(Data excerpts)

%%

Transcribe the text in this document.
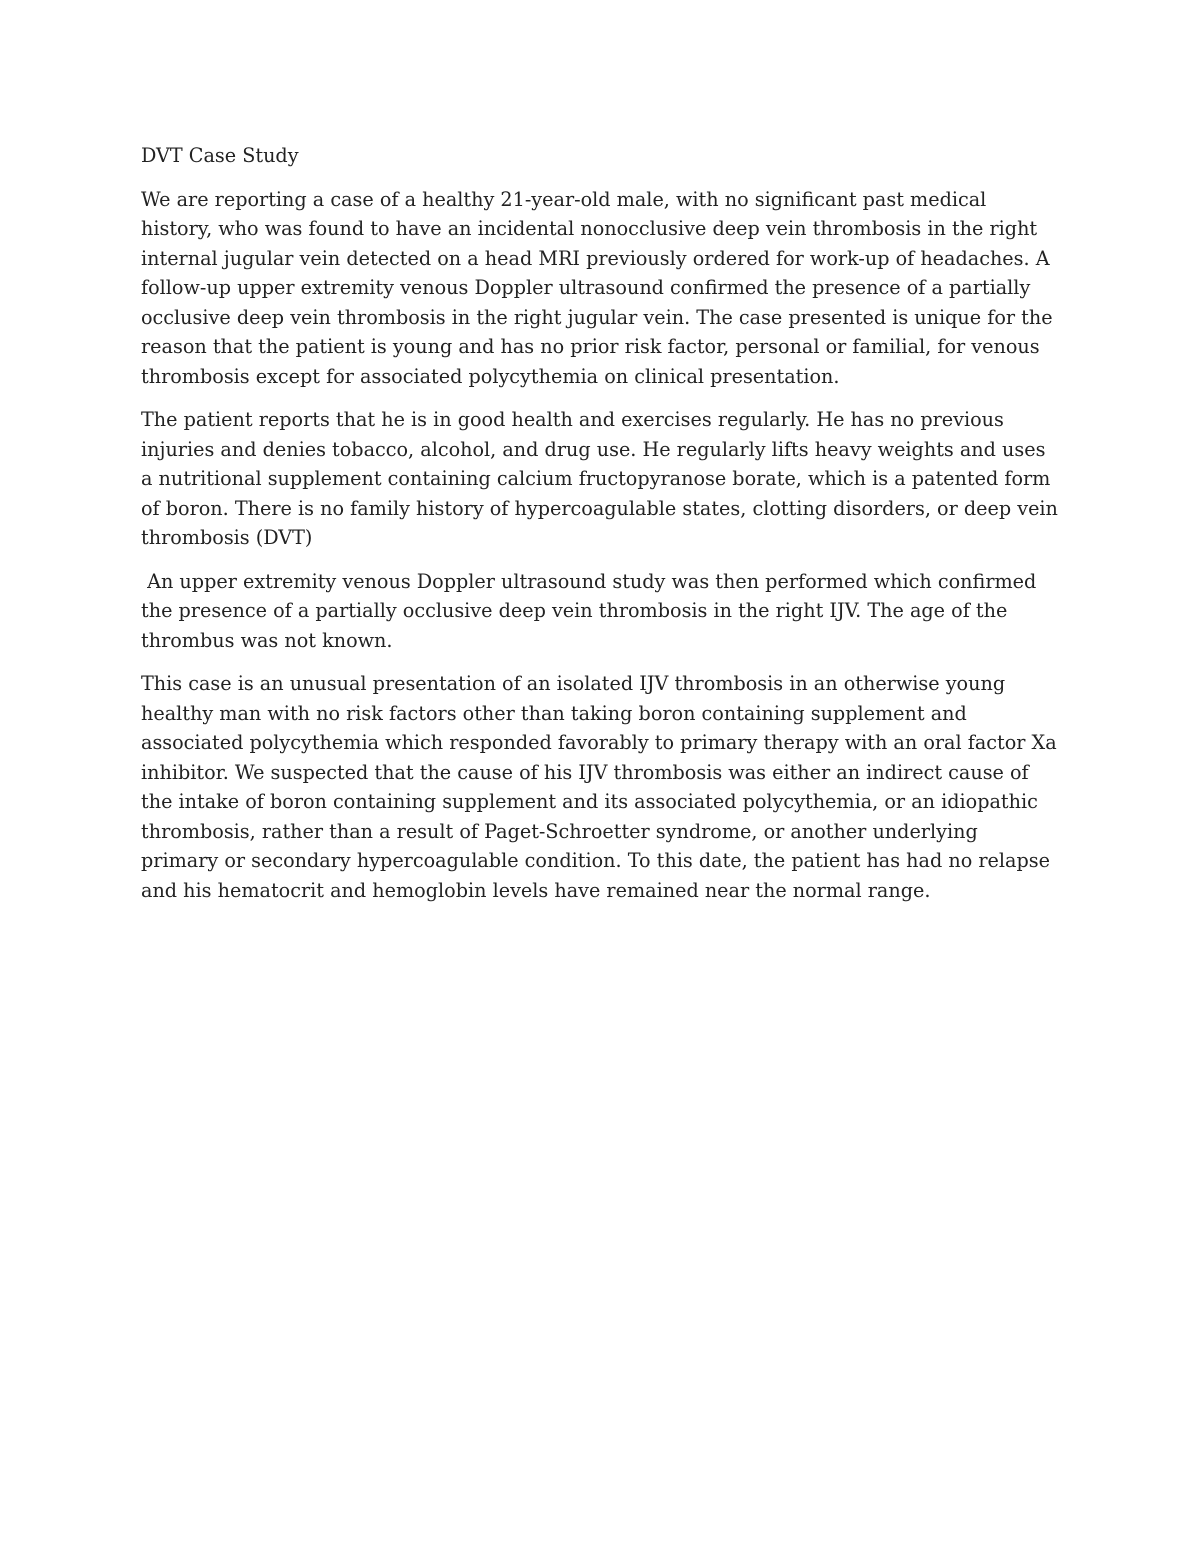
DVT Case Study

We are reporting a case of a healthy 21-year-old male, with no significant past medical history, who was found to have an incidental nonocclusive deep vein thrombosis in the right internal jugular vein detected on a head MRI previously ordered for work-up of headaches. A follow-up upper extremity venous Doppler ultrasound confirmed the presence of a partially occlusive deep vein thrombosis in the right jugular vein. The case presented is unique for the reason that the patient is young and has no prior risk factor, personal or familial, for venous thrombosis except for associated polycythemia on clinical presentation.

The patient reports that he is in good health and exercises regularly. He has no previous injuries and denies tobacco, alcohol, and drug use. He regularly lifts heavy weights and uses a nutritional supplement containing calcium fructopyranose borate, which is a patented form of boron. There is no family history of hypercoagulable states, clotting disorders, or deep vein thrombosis (DVT)

An upper extremity venous Doppler ultrasound study was then performed which confirmed the presence of a partially occlusive deep vein thrombosis in the right IJV. The age of the thrombus was not known.

This case is an unusual presentation of an isolated IJV thrombosis in an otherwise young healthy man with no risk factors other than taking boron containing supplement and associated polycythemia which responded favorably to primary therapy with an oral factor Xa inhibitor. We suspected that the cause of his IJV thrombosis was either an indirect cause of the intake of boron containing supplement and its associated polycythemia, or an idiopathic thrombosis, rather than a result of Paget-Schroetter syndrome, or another underlying primary or secondary hypercoagulable condition. To this date, the patient has had no relapse and his hematocrit and hemoglobin levels have remained near the normal range.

%%

WHAT IS NEEDED
From the material above, reproduce everything verbatim except the pictures.

OUTPUT FOR THIS EXERCISE
Transcribe the text in this document.
DVT Case Study

We are reporting a case of a healthy 21-year-old male, with no significant past medical history, who was found to have an incidental nonocclusive deep vein thrombosis in the right internal jugular vein detected on a head MRI previously ordered for work-up of headaches. A follow-up upper extremity venous Doppler ultrasound confirmed the presence of a partially occlusive deep vein thrombosis in the right jugular vein. The case presented is unique for the reason that the patient is young and has no prior risk factor, personal or familial, for venous thrombosis except for associated polycythemia on clinical presentation.

The patient reports that he is in good health and exercises regularly. He has no previous injuries and denies tobacco, alcohol, and drug use. He regularly lifts heavy weights and uses a nutritional supplement containing calcium fructopyranose borate, which is a patented form of boron. There is no family history of hypercoagulable states, clotting disorders, or deep vein thrombosis (DVT)

An upper extremity venous Doppler ultrasound study was then performed which confirmed the presence of a partially occlusive deep vein thrombosis in the right IJV. The age of the thrombus was not known.

This case is an unusual presentation of an isolated IJV thrombosis in an otherwise young healthy man with no risk factors other than taking boron containing supplement and associated polycythemia which responded favorably to primary therapy with an oral factor Xa inhibitor. We suspected that the cause of his IJV thrombosis was either an indirect cause of the intake of boron containing supplement and its associated polycythemia, or an idiopathic thrombosis, rather than a result of Paget-Schroetter syndrome, or another underlying primary or secondary hypercoagulable condition. To this date, the patient has had no relapse and his hematocrit and hemoglobin levels have remained near the normal range.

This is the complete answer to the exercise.